TASK GOAL: Can you restate the records below word for word?
──────────────────────────────
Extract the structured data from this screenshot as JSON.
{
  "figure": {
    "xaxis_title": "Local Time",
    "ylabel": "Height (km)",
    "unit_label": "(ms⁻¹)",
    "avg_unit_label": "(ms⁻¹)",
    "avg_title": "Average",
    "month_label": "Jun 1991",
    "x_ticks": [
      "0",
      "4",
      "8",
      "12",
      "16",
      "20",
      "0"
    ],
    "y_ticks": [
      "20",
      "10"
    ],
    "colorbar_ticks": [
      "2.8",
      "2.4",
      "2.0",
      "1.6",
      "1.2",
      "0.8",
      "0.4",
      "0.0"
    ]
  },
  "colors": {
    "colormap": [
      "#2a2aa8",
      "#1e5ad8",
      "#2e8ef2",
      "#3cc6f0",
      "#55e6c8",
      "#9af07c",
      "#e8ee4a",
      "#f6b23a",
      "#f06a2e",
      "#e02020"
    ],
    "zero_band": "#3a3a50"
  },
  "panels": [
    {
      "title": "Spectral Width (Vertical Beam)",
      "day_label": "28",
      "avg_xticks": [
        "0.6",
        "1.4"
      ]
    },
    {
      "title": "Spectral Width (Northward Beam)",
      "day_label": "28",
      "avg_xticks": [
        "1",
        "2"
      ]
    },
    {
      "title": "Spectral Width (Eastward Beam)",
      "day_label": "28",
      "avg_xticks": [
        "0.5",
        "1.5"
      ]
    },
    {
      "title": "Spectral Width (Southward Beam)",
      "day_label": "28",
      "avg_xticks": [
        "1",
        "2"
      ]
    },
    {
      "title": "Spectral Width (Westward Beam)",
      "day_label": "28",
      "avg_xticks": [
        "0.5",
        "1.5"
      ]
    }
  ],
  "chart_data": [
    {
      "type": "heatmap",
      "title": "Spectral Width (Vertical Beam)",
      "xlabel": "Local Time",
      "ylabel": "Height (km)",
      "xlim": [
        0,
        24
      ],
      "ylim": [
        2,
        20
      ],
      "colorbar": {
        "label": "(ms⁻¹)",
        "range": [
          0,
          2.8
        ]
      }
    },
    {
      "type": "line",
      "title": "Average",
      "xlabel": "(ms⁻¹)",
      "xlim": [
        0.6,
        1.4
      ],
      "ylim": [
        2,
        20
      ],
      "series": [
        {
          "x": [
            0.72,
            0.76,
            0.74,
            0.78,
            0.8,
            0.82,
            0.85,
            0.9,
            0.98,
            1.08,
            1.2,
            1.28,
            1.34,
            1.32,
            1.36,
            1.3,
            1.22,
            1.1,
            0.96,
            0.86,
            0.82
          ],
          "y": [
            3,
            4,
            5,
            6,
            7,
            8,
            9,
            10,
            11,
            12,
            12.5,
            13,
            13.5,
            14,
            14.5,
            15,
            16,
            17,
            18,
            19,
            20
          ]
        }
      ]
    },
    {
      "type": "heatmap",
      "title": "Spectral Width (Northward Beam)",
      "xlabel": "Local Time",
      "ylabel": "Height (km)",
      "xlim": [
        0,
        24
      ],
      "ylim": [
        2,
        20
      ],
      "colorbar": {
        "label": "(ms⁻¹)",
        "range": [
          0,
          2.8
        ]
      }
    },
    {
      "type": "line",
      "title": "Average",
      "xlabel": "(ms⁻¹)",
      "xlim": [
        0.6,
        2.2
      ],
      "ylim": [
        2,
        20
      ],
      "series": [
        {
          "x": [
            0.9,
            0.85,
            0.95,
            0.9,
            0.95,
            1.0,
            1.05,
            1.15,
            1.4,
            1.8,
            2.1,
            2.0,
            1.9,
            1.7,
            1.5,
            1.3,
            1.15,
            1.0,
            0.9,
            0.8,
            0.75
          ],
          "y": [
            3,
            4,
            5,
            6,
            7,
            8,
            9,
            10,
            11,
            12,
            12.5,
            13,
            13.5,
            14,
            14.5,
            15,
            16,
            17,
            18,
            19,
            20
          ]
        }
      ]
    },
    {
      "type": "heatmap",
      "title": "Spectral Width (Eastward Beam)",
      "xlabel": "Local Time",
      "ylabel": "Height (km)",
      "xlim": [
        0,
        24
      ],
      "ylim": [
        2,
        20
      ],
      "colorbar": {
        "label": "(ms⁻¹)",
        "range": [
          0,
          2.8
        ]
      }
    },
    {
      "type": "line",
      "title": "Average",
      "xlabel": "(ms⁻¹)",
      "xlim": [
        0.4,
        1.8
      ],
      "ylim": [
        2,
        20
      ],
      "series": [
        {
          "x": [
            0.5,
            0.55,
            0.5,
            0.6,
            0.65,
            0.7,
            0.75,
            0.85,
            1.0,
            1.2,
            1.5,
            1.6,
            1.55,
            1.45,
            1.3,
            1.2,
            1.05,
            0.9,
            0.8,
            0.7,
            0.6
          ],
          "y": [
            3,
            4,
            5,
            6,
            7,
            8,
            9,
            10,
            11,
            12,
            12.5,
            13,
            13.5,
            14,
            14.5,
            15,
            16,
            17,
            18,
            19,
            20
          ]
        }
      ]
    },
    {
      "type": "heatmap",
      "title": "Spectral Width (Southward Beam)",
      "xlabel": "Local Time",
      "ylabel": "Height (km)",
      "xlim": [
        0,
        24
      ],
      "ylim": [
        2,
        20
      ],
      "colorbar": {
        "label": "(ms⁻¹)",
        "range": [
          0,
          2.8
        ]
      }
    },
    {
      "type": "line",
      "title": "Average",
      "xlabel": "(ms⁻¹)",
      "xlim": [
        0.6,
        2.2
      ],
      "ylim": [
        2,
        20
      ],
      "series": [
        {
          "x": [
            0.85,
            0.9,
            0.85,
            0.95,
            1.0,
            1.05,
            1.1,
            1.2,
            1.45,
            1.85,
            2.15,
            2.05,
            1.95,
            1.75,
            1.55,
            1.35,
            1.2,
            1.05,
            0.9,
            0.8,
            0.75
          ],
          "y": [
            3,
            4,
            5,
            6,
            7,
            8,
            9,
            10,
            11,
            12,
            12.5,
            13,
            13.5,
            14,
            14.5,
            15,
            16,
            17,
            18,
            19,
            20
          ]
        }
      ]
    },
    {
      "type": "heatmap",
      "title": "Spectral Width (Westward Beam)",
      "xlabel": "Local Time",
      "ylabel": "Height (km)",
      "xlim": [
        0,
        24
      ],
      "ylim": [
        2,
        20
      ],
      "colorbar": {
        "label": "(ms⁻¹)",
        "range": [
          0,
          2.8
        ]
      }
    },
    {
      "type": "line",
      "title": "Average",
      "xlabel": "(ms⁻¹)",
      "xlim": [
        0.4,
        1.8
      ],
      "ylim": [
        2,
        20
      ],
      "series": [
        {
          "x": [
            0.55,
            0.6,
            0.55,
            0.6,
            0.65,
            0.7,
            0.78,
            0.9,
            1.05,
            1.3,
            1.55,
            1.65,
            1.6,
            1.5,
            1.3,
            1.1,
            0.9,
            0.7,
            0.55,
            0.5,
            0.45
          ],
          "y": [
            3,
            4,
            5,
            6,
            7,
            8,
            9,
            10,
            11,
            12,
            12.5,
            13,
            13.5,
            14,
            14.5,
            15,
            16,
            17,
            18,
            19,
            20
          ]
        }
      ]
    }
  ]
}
──────────────────────────────
EXERCISE RESPONSE:
Extract the structured data from this screenshot as JSON.
{
  "figure": {
    "xaxis_title": "Local Time",
    "ylabel": "Height (km)",
    "unit_label": "(ms⁻¹)",
    "avg_unit_label": "(ms⁻¹)",
    "avg_title": "Average",
    "month_label": "Jun 1991",
    "x_ticks": [
      "0",
      "4",
      "8",
      "12",
      "16",
      "20",
      "0"
    ],
    "y_ticks": [
      "20",
      "10"
    ],
    "colorbar_ticks": [
      "2.8",
      "2.4",
      "2.0",
      "1.6",
      "1.2",
      "0.8",
      "0.4",
      "0.0"
    ]
  },
  "colors": {
    "colormap": [
      "#2a2aa8",
      "#1e5ad8",
      "#2e8ef2",
      "#3cc6f0",
      "#55e6c8",
      "#9af07c",
      "#e8ee4a",
      "#f6b23a",
      "#f06a2e",
      "#e02020"
    ],
    "zero_band": "#3a3a50"
  },
  "panels": [
    {
      "title": "Spectral Width (Vertical Beam)",
      "day_label": "28",
      "avg_xticks": [
        "0.6",
        "1.4"
      ]
    },
    {
      "title": "Spectral Width (Northward Beam)",
      "day_label": "28",
      "avg_xticks": [
        "1",
        "2"
      ]
    },
    {
      "title": "Spectral Width (Eastward Beam)",
      "day_label": "28",
      "avg_xticks": [
        "0.5",
        "1.5"
      ]
    },
    {
      "title": "Spectral Width (Southward Beam)",
      "day_label": "28",
      "avg_xticks": [
        "1",
        "2"
      ]
    },
    {
      "title": "Spectral Width (Westward Beam)",
      "day_label": "28",
      "avg_xticks": [
        "0.5",
        "1.5"
      ]
    }
  ],
  "chart_data": [
    {
      "type": "heatmap",
      "title": "Spectral Width (Vertical Beam)",
      "xlabel": "Local Time",
      "ylabel": "Height (km)",
      "xlim": [
        0,
        24
      ],
      "ylim": [
        2,
        20
      ],
      "colorbar": {
        "label": "(ms⁻¹)",
        "range": [
          0,
          2.8
        ]
      }
    },
    {
      "type": "line",
      "title": "Average",
      "xlabel": "(ms⁻¹)",
      "xlim": [
        0.6,
        1.4
      ],
      "ylim": [
        2,
        20
      ],
      "series": [
        {
          "x": [
            0.72,
            0.76,
            0.74,
            0.78,
            0.8,
            0.82,
            0.85,
            0.9,
            0.98,
            1.08,
            1.2,
            1.28,
            1.34,
            1.32,
            1.36,
            1.3,
            1.22,
            1.1,
            0.96,
            0.86,
            0.82
          ],
          "y": [
            3,
            4,
            5,
            6,
            7,
            8,
            9,
            10,
            11,
            12,
            12.5,
            13,
            13.5,
            14,
            14.5,
            15,
            16,
            17,
            18,
            19,
            20
          ]
        }
      ]
    },
    {
      "type": "heatmap",
      "title": "Spectral Width (Northward Beam)",
      "xlabel": "Local Time",
      "ylabel": "Height (km)",
      "xlim": [
        0,
        24
      ],
      "ylim": [
        2,
        20
      ],
      "colorbar": {
        "label": "(ms⁻¹)",
        "range": [
          0,
          2.8
        ]
      }
    },
    {
      "type": "line",
      "title": "Average",
      "xlabel": "(ms⁻¹)",
      "xlim": [
        0.6,
        2.2
      ],
      "ylim": [
        2,
        20
      ],
      "series": [
        {
          "x": [
            0.9,
            0.85,
            0.95,
            0.9,
            0.95,
            1.0,
            1.05,
            1.15,
            1.4,
            1.8,
            2.1,
            2.0,
            1.9,
            1.7,
            1.5,
            1.3,
            1.15,
            1.0,
            0.9,
            0.8,
            0.75
          ],
          "y": [
            3,
            4,
            5,
            6,
            7,
            8,
            9,
            10,
            11,
            12,
            12.5,
            13,
            13.5,
            14,
            14.5,
            15,
            16,
            17,
            18,
            19,
            20
          ]
        }
      ]
    },
    {
      "type": "heatmap",
      "title": "Spectral Width (Eastward Beam)",
      "xlabel": "Local Time",
      "ylabel": "Height (km)",
      "xlim": [
        0,
        24
      ],
      "ylim": [
        2,
        20
      ],
      "colorbar": {
        "label": "(ms⁻¹)",
        "range": [
          0,
          2.8
        ]
      }
    },
    {
      "type": "line",
      "title": "Average",
      "xlabel": "(ms⁻¹)",
      "xlim": [
        0.4,
        1.8
      ],
      "ylim": [
        2,
        20
      ],
      "series": [
        {
          "x": [
            0.5,
            0.55,
            0.5,
            0.6,
            0.65,
            0.7,
            0.75,
            0.85,
            1.0,
            1.2,
            1.5,
            1.6,
            1.55,
            1.45,
            1.3,
            1.2,
            1.05,
            0.9,
            0.8,
            0.7,
            0.6
          ],
          "y": [
            3,
            4,
            5,
            6,
            7,
            8,
            9,
            10,
            11,
            12,
            12.5,
            13,
            13.5,
            14,
            14.5,
            15,
            16,
            17,
            18,
            19,
            20
          ]
        }
      ]
    },
    {
      "type": "heatmap",
      "title": "Spectral Width (Southward Beam)",
      "xlabel": "Local Time",
      "ylabel": "Height (km)",
      "xlim": [
        0,
        24
      ],
      "ylim": [
        2,
        20
      ],
      "colorbar": {
        "label": "(ms⁻¹)",
        "range": [
          0,
          2.8
        ]
      }
    },
    {
      "type": "line",
      "title": "Average",
      "xlabel": "(ms⁻¹)",
      "xlim": [
        0.6,
        2.2
      ],
      "ylim": [
        2,
        20
      ],
      "series": [
        {
          "x": [
            0.85,
            0.9,
            0.85,
            0.95,
            1.0,
            1.05,
            1.1,
            1.2,
            1.45,
            1.85,
            2.15,
            2.05,
            1.95,
            1.75,
            1.55,
            1.35,
            1.2,
            1.05,
            0.9,
            0.8,
            0.75
          ],
          "y": [
            3,
            4,
            5,
            6,
            7,
            8,
            9,
            10,
            11,
            12,
            12.5,
            13,
            13.5,
            14,
            14.5,
            15,
            16,
            17,
            18,
            19,
            20
          ]
        }
      ]
    },
    {
      "type": "heatmap",
      "title": "Spectral Width (Westward Beam)",
      "xlabel": "Local Time",
      "ylabel": "Height (km)",
      "xlim": [
        0,
        24
      ],
      "ylim": [
        2,
        20
      ],
      "colorbar": {
        "label": "(ms⁻¹)",
        "range": [
          0,
          2.8
        ]
      }
    },
    {
      "type": "line",
      "title": "Average",
      "xlabel": "(ms⁻¹)",
      "xlim": [
        0.4,
        1.8
      ],
      "ylim": [
        2,
        20
      ],
      "series": [
        {
          "x": [
            0.55,
            0.6,
            0.55,
            0.6,
            0.65,
            0.7,
            0.78,
            0.9,
            1.05,
            1.3,
            1.55,
            1.65,
            1.6,
            1.5,
            1.3,
            1.1,
            0.9,
            0.7,
            0.55,
            0.5,
            0.45
          ],
          "y": [
            3,
            4,
            5,
            6,
            7,
            8,
            9,
            10,
            11,
            12,
            12.5,
            13,
            13.5,
            14,
            14.5,
            15,
            16,
            17,
            18,
            19,
            20
          ]
        }
      ]
    }
  ]
}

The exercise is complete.